(Stored data)
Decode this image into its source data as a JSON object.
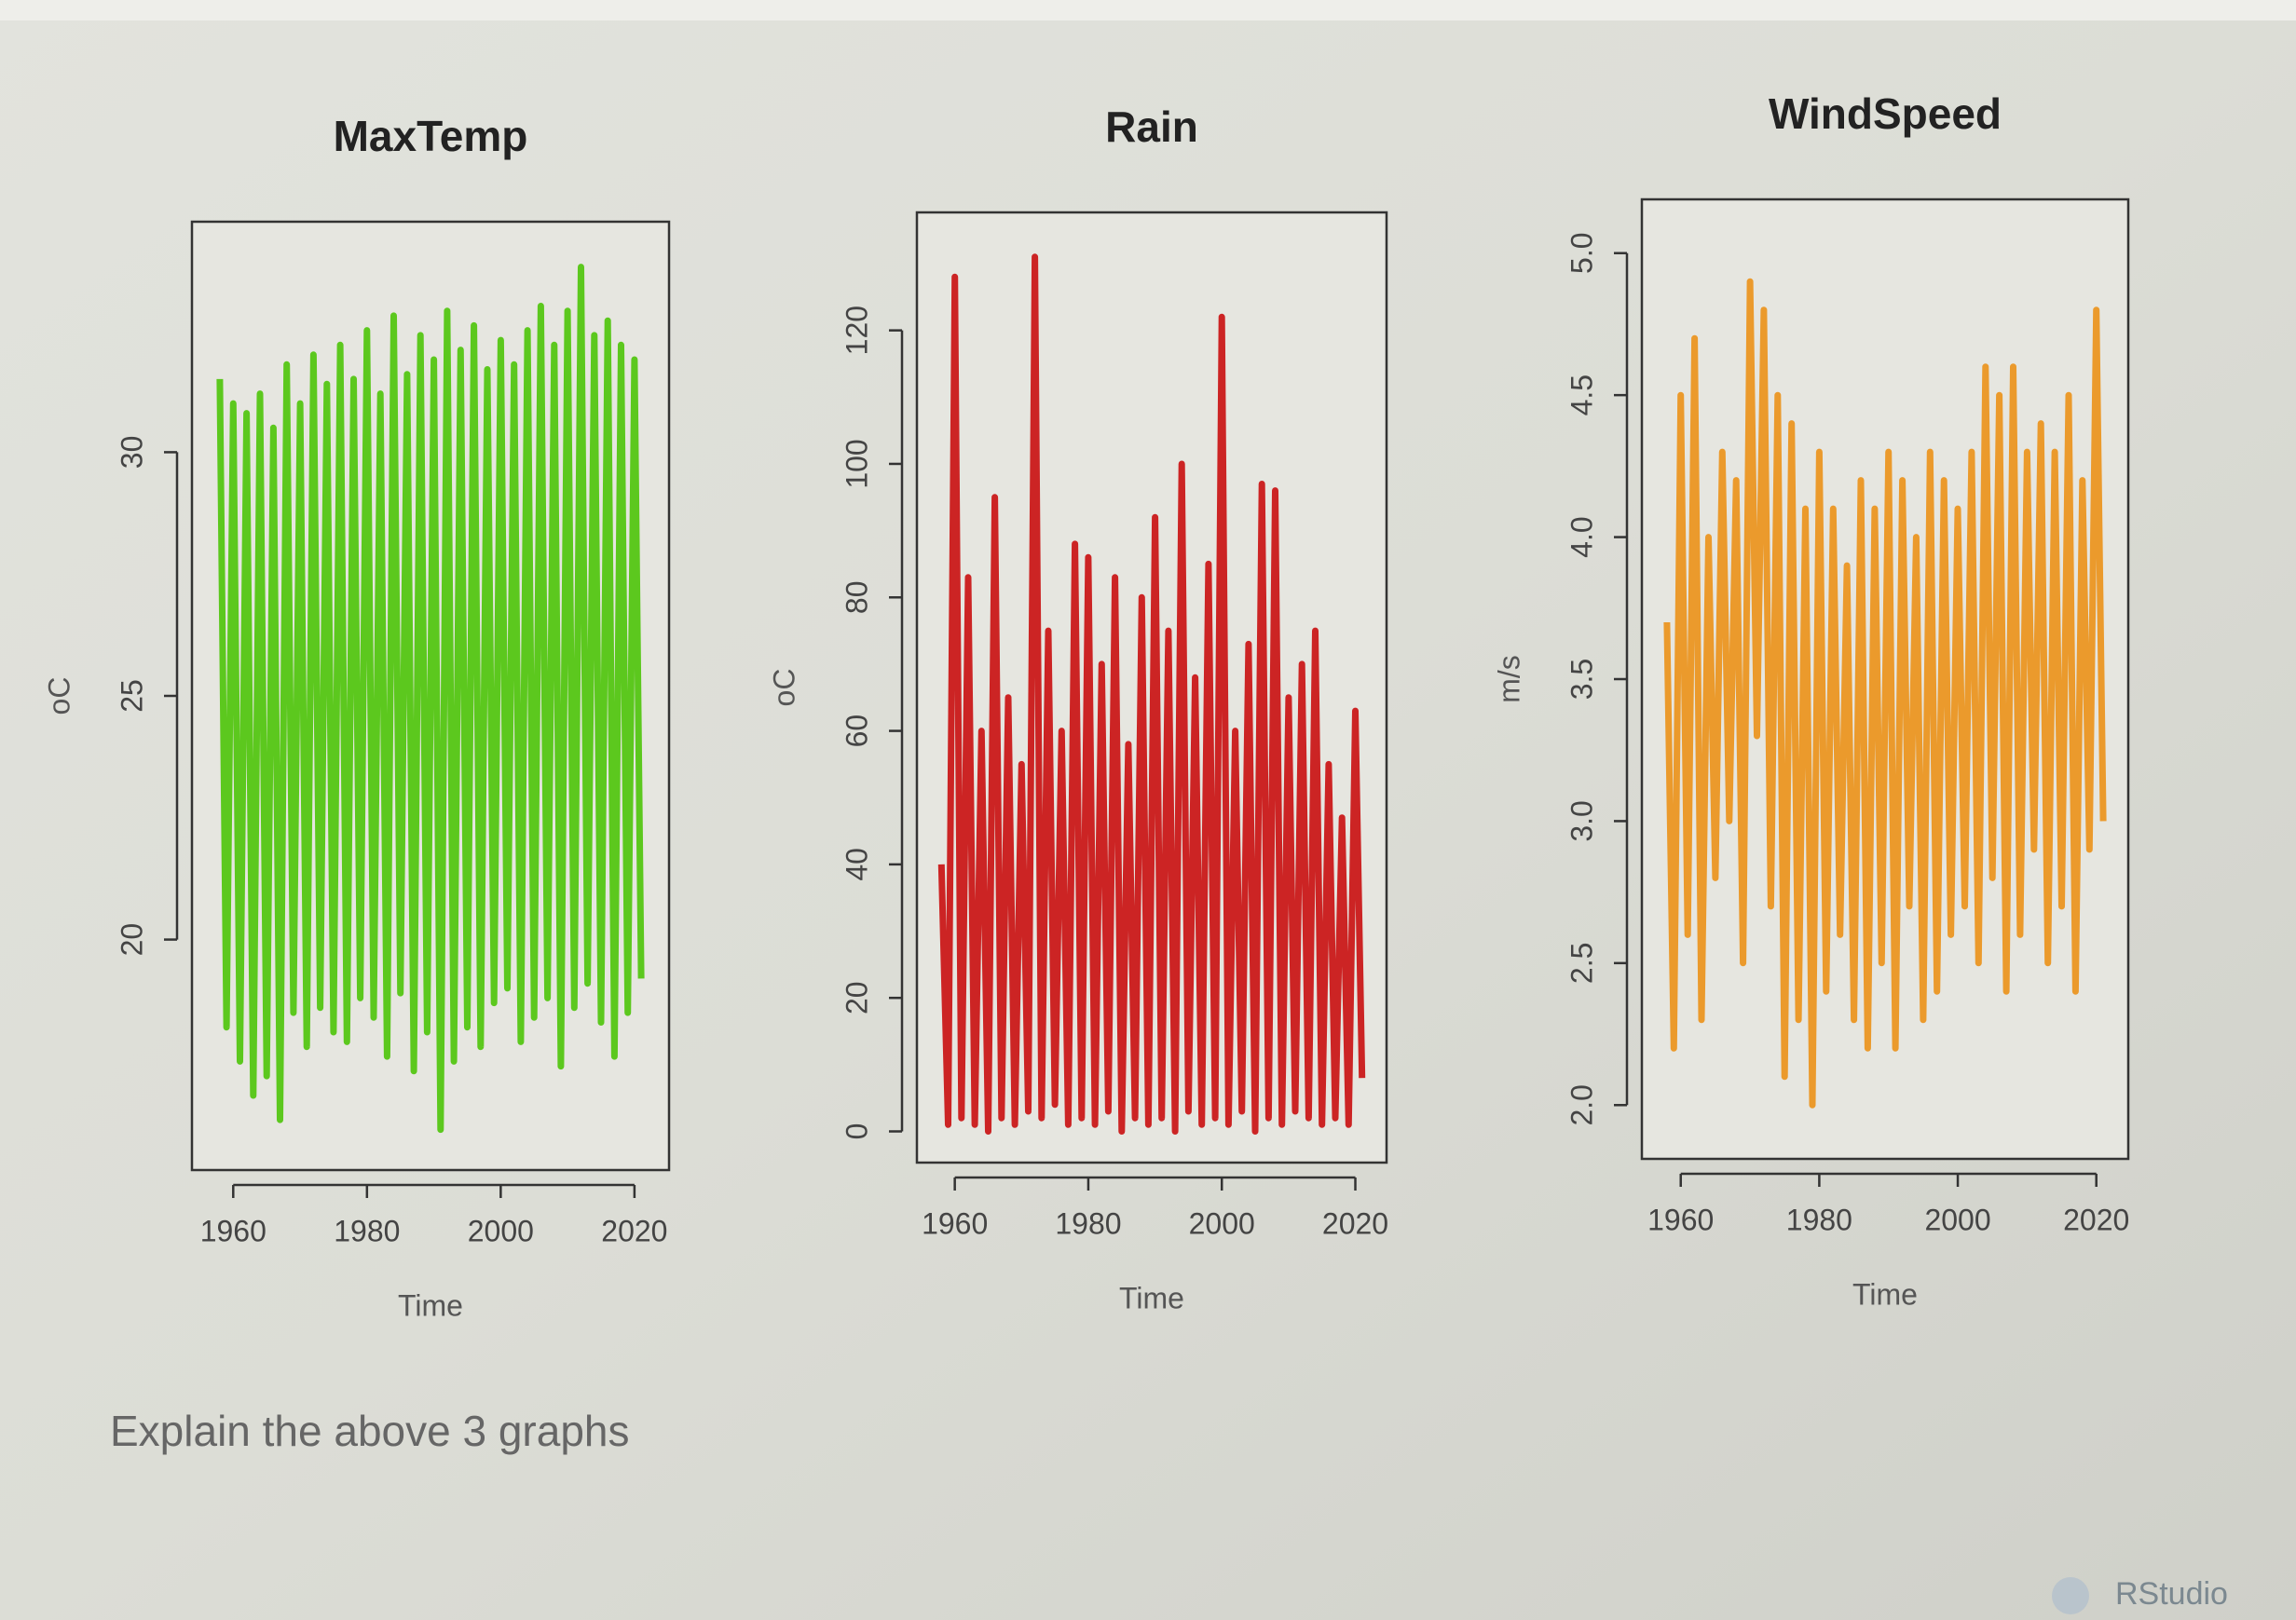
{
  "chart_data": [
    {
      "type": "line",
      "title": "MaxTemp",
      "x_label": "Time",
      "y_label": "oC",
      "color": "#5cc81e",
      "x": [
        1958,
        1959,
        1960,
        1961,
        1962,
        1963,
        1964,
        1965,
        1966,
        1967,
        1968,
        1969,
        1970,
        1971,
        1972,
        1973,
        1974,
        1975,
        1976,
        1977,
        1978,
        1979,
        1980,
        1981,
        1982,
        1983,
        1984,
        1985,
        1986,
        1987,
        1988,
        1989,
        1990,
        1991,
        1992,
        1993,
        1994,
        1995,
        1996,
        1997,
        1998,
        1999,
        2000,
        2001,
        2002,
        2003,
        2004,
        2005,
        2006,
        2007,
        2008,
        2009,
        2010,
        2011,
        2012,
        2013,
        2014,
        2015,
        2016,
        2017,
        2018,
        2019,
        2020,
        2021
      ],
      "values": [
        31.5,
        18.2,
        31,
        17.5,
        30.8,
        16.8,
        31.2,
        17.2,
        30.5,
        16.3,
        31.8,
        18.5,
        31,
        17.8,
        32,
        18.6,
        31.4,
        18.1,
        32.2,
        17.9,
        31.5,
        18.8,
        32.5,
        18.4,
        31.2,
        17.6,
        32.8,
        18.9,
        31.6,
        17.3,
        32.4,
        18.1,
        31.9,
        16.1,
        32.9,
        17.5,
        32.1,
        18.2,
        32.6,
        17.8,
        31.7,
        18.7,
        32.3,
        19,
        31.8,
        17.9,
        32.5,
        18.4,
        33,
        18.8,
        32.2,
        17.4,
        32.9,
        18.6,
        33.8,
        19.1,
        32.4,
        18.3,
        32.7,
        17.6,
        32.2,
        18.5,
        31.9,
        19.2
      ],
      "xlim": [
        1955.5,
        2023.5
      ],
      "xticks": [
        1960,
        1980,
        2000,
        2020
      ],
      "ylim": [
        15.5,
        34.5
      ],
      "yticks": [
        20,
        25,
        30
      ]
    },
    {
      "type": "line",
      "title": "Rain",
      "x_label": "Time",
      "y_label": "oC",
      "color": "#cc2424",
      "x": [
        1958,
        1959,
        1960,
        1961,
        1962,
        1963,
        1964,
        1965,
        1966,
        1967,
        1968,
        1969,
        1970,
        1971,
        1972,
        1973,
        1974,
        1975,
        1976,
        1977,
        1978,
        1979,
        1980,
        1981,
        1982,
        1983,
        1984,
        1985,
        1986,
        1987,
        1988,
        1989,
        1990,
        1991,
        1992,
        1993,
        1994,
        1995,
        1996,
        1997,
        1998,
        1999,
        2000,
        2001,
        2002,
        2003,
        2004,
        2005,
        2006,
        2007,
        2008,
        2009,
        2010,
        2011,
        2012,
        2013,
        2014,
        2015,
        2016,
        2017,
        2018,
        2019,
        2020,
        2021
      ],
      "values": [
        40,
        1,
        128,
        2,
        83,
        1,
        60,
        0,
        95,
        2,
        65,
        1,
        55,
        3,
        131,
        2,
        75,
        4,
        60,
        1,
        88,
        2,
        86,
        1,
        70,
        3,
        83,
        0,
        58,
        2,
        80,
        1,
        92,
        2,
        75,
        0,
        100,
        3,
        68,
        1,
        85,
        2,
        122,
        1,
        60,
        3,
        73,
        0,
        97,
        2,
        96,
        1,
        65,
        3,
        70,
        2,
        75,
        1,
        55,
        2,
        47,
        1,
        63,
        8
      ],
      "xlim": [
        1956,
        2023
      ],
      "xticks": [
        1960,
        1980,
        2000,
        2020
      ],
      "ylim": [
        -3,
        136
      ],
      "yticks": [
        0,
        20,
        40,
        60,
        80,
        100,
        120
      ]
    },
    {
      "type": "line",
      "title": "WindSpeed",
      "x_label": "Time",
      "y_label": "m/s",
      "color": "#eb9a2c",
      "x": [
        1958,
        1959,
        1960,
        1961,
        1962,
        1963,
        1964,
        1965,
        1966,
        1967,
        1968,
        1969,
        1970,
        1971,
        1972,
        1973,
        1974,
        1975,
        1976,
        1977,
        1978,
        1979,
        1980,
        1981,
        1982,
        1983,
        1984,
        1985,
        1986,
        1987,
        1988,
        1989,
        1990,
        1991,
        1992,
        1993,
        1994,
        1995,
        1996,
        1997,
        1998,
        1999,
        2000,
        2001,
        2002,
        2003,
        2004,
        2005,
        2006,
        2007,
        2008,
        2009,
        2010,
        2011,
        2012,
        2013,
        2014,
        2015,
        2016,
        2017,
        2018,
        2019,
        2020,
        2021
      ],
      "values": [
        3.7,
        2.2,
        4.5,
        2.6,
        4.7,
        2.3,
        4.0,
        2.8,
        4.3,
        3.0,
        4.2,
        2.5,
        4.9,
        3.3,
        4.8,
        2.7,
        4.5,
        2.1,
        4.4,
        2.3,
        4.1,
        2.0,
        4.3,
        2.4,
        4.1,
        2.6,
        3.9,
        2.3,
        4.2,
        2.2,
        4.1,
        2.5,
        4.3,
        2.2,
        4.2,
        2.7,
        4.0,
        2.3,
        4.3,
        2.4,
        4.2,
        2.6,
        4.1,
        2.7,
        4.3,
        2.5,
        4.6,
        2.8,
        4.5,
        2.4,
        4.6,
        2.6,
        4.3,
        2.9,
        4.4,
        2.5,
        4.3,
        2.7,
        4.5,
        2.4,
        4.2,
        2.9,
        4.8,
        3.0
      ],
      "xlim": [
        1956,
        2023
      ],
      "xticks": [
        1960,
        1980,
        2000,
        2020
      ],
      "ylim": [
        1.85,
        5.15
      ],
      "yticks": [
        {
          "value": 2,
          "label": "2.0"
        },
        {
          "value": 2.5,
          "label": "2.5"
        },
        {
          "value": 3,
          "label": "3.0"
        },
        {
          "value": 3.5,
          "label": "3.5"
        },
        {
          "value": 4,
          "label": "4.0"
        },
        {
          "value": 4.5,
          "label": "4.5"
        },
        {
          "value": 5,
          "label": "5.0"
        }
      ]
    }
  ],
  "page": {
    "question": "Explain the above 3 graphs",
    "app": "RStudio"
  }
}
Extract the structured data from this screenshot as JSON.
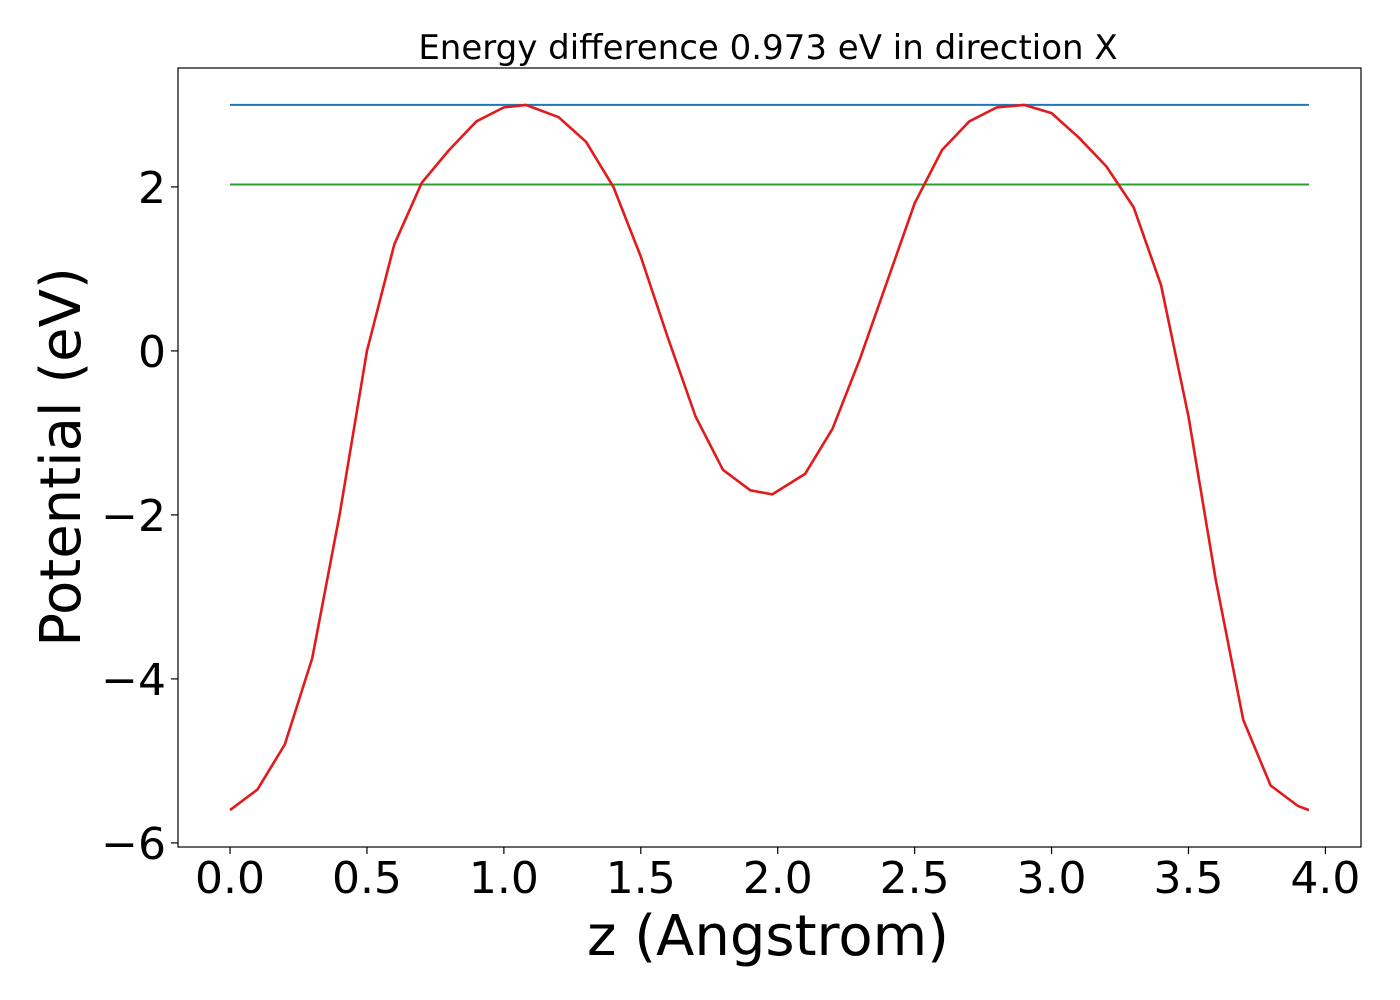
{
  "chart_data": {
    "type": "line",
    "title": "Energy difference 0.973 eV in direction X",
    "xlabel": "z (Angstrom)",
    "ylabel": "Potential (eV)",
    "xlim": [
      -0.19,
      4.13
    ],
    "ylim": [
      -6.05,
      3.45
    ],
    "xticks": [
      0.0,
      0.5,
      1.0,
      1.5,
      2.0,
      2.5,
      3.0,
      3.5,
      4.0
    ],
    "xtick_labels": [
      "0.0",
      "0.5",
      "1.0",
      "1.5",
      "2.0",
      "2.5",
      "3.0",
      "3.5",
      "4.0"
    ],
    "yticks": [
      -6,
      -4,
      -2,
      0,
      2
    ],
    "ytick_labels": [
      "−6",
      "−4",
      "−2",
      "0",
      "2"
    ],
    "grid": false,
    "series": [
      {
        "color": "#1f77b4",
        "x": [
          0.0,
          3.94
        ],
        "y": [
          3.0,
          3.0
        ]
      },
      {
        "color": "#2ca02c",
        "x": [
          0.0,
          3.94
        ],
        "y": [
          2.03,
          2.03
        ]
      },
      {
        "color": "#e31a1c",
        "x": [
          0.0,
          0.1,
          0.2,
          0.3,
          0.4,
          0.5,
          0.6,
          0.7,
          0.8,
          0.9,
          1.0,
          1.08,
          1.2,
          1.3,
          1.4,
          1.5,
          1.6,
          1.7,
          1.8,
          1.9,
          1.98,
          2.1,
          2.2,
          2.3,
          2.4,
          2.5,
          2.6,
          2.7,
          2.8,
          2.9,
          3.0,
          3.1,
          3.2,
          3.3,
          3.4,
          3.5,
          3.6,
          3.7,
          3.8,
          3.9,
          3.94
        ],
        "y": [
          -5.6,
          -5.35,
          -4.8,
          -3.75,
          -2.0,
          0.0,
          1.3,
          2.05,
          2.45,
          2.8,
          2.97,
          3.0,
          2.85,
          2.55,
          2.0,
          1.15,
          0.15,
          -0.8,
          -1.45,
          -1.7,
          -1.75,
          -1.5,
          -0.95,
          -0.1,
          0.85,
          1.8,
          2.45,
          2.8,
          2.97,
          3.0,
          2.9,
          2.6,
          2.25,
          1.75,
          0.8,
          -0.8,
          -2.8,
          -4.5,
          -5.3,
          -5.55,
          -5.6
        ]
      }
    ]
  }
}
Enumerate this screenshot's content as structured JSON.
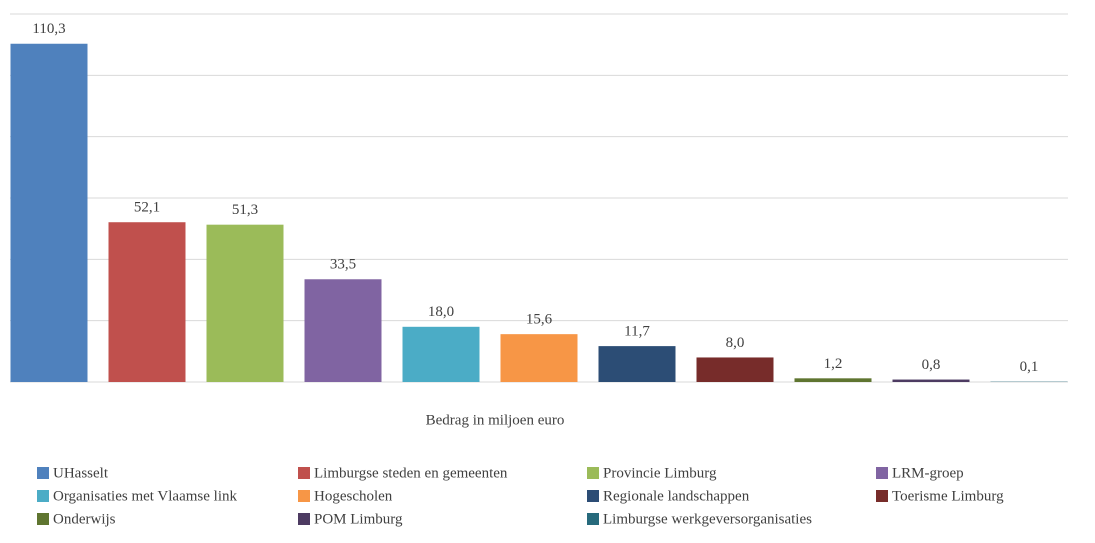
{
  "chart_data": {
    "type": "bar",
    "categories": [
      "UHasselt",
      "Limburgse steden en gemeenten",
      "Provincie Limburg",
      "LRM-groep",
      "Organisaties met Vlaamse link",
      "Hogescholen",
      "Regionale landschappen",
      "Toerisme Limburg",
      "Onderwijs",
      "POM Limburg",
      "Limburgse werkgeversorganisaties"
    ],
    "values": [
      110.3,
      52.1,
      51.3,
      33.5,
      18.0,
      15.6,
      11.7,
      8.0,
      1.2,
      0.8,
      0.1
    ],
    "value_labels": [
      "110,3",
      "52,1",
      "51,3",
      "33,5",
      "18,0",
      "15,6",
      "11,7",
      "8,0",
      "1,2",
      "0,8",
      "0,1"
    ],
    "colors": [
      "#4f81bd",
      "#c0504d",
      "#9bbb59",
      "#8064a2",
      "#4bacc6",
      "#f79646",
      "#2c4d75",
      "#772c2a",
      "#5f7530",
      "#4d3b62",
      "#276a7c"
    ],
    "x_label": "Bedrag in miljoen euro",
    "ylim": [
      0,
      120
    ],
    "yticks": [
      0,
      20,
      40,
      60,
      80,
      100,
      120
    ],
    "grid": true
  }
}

_Task brief_.
Wherever the word "screenshot" occurs in a line of the listing, copy that line.

_Written solution_.
Extract the structured data from this screenshot as JSON.
Enumerate this screenshot's content as structured JSON.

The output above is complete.